▶ [INSTRUCTION] Return the full material exactly.

[Recorded data]

☆ ☆ ☆ ☆

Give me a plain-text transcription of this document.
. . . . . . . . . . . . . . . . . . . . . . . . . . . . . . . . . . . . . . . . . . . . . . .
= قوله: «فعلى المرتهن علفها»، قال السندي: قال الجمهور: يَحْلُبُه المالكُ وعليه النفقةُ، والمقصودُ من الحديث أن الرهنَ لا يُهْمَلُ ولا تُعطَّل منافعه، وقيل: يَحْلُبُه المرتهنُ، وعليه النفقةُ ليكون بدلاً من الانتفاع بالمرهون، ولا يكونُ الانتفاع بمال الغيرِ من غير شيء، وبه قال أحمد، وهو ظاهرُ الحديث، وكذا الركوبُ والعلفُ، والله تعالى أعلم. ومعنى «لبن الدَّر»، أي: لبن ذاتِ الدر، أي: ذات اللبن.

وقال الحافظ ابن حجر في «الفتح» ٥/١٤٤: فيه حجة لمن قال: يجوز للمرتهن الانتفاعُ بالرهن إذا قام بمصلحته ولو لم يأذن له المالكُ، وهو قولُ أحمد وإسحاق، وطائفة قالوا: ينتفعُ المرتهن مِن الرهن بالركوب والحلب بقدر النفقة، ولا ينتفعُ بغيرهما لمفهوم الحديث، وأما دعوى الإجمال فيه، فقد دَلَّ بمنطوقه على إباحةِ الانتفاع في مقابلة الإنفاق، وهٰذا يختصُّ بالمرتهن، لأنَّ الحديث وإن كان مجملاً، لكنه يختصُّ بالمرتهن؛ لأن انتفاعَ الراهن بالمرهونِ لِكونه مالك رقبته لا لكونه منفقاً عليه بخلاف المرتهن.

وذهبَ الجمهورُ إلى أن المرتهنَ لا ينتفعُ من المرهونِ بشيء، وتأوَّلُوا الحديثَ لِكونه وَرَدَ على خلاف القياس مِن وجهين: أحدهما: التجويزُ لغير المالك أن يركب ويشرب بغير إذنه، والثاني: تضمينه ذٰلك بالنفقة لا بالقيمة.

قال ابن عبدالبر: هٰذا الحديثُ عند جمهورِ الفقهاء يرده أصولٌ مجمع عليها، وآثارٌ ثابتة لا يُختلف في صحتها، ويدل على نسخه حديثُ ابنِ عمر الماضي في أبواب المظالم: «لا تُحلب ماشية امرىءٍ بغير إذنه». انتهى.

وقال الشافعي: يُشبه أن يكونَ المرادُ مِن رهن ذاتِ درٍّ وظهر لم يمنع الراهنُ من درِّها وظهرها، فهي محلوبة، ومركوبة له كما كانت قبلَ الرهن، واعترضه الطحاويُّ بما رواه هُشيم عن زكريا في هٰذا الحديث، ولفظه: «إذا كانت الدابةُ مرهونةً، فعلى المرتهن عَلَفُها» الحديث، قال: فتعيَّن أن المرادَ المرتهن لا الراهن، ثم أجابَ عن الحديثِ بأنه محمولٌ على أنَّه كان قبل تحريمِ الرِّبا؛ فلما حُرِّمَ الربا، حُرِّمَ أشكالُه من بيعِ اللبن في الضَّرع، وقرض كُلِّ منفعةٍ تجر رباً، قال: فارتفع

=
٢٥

☆ ☆ ☆ ☆

▶ [RESULT OF THE TASK]
Give me a plain-text transcription of this document.
. . . . . . . . . . . . . . . . . . . . . . . . . . . . . . . . . . . . . . . . . . . . . . .
= قوله: «فعلى المرتهن علفها»، قال السندي: قال الجمهور: يَحْلُبُه المالكُ وعليه النفقةُ، والمقصودُ من الحديث أن الرهنَ لا يُهْمَلُ ولا تُعطَّل منافعه، وقيل: يَحْلُبُه المرتهنُ، وعليه النفقةُ ليكون بدلاً من الانتفاع بالمرهون، ولا يكونُ الانتفاع بمال الغيرِ من غير شيء، وبه قال أحمد، وهو ظاهرُ الحديث، وكذا الركوبُ والعلفُ، والله تعالى أعلم. ومعنى «لبن الدَّر»، أي: لبن ذاتِ الدر، أي: ذات اللبن.

وقال الحافظ ابن حجر في «الفتح» ٥/١٤٤: فيه حجة لمن قال: يجوز للمرتهن الانتفاعُ بالرهن إذا قام بمصلحته ولو لم يأذن له المالكُ، وهو قولُ أحمد وإسحاق، وطائفة قالوا: ينتفعُ المرتهن مِن الرهن بالركوب والحلب بقدر النفقة، ولا ينتفعُ بغيرهما لمفهوم الحديث، وأما دعوى الإجمال فيه، فقد دَلَّ بمنطوقه على إباحةِ الانتفاع في مقابلة الإنفاق، وهٰذا يختصُّ بالمرتهن، لأنَّ الحديث وإن كان مجملاً، لكنه يختصُّ بالمرتهن؛ لأن انتفاعَ الراهن بالمرهونِ لِكونه مالك رقبته لا لكونه منفقاً عليه بخلاف المرتهن.

وذهبَ الجمهورُ إلى أن المرتهنَ لا ينتفعُ من المرهونِ بشيء، وتأوَّلُوا الحديثَ لِكونه وَرَدَ على خلاف القياس مِن وجهين: أحدهما: التجويزُ لغير المالك أن يركب ويشرب بغير إذنه، والثاني: تضمينه ذٰلك بالنفقة لا بالقيمة.

قال ابن عبدالبر: هٰذا الحديثُ عند جمهورِ الفقهاء يرده أصولٌ مجمع عليها، وآثارٌ ثابتة لا يُختلف في صحتها، ويدل على نسخه حديثُ ابنِ عمر الماضي في أبواب المظالم: «لا تُحلب ماشية امرىءٍ بغير إذنه». انتهى.

وقال الشافعي: يُشبه أن يكونَ المرادُ مِن رهن ذاتِ درٍّ وظهر لم يمنع الراهنُ من درِّها وظهرها، فهي محلوبة، ومركوبة له كما كانت قبلَ الرهن، واعترضه الطحاويُّ بما رواه هُشيم عن زكريا في هٰذا الحديث، ولفظه: «إذا كانت الدابةُ مرهونةً، فعلى المرتهن عَلَفُها» الحديث، قال: فتعيَّن أن المرادَ المرتهن لا الراهن، ثم أجابَ عن الحديثِ بأنه محمولٌ على أنَّه كان قبل تحريمِ الرِّبا؛ فلما حُرِّمَ الربا، حُرِّمَ أشكالُه من بيعِ اللبن في الضَّرع، وقرض كُلِّ منفعةٍ تجر رباً، قال: فارتفع

=
٢٥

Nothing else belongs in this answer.